*Given problem*. Copy every line from the material below that holds "Eligible".

*Supplied information*.
++++
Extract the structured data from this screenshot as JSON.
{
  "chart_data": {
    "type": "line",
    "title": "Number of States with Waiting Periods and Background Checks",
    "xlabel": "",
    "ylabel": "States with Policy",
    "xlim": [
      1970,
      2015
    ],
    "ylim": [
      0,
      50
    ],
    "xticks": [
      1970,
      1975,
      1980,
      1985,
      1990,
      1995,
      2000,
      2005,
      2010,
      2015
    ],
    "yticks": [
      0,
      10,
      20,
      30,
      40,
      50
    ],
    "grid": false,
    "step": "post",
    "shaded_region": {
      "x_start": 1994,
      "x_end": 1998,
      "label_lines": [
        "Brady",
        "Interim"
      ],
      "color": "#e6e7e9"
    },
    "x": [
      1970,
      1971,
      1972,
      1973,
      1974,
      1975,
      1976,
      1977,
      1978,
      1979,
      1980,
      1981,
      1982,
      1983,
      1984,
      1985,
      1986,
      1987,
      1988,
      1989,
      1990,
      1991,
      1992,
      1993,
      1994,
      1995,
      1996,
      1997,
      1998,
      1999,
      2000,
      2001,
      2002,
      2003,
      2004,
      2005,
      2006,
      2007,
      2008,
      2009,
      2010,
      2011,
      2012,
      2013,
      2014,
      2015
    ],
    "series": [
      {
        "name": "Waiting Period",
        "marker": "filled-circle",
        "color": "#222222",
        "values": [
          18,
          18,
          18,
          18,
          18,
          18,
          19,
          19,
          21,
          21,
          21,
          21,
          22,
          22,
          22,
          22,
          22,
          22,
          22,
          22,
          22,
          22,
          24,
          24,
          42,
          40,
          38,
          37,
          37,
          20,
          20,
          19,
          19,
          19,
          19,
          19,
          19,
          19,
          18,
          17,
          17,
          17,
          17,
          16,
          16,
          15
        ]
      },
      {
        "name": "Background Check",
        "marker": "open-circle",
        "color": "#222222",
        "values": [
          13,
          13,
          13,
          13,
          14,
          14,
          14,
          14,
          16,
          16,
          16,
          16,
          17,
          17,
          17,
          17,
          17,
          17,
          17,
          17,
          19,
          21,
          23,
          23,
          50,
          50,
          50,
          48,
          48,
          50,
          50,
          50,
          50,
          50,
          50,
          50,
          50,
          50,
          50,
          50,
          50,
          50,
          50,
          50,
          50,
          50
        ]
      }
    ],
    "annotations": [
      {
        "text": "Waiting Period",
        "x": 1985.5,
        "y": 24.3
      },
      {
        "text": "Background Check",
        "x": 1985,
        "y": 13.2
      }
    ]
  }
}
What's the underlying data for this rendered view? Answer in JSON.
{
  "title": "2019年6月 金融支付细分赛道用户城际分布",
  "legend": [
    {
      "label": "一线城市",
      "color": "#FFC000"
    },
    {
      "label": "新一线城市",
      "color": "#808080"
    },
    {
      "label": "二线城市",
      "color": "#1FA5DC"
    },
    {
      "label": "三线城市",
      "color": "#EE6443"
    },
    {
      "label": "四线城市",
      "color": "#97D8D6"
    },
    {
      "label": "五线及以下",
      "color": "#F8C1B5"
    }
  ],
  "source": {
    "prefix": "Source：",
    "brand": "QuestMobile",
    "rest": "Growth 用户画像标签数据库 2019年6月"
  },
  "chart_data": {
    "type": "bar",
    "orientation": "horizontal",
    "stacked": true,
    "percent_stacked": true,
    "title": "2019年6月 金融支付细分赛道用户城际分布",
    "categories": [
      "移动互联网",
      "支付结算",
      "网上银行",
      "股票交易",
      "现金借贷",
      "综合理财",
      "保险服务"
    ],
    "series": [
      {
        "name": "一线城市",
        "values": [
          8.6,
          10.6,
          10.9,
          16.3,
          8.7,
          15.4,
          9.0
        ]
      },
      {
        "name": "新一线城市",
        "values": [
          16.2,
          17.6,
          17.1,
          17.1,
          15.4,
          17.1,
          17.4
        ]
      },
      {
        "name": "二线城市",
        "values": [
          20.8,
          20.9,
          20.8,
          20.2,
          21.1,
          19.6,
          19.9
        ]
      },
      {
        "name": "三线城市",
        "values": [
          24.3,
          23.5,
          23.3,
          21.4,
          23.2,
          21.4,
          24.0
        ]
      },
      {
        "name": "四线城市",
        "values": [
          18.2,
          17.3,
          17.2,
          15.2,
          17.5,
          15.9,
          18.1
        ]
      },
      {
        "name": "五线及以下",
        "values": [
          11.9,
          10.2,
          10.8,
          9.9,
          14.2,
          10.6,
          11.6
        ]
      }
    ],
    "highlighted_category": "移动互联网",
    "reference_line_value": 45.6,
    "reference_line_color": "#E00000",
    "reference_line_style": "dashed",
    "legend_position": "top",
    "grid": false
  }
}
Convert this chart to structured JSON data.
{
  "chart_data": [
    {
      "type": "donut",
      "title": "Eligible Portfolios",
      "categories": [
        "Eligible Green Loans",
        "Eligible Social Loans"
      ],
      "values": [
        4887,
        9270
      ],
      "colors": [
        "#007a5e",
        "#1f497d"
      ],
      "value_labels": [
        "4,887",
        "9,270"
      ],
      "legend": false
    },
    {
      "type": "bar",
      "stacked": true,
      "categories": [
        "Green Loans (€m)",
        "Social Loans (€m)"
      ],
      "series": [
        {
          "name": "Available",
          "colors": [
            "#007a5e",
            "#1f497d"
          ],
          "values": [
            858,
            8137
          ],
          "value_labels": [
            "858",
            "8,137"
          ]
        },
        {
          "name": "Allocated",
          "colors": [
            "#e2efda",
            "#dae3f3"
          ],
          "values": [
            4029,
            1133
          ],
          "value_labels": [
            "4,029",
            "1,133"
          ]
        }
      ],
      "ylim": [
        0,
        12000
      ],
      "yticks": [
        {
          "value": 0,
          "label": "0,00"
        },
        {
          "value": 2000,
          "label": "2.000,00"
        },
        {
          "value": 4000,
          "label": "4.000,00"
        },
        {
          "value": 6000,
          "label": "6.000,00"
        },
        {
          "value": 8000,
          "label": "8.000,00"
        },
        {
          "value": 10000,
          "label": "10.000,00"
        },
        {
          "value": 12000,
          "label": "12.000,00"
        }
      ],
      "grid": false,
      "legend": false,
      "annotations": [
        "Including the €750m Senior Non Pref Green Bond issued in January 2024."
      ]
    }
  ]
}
++++
*Solution to the exercise*.
      "title": "Eligible Portfolios",
        "Eligible Green Loans",
        "Eligible Social Loans"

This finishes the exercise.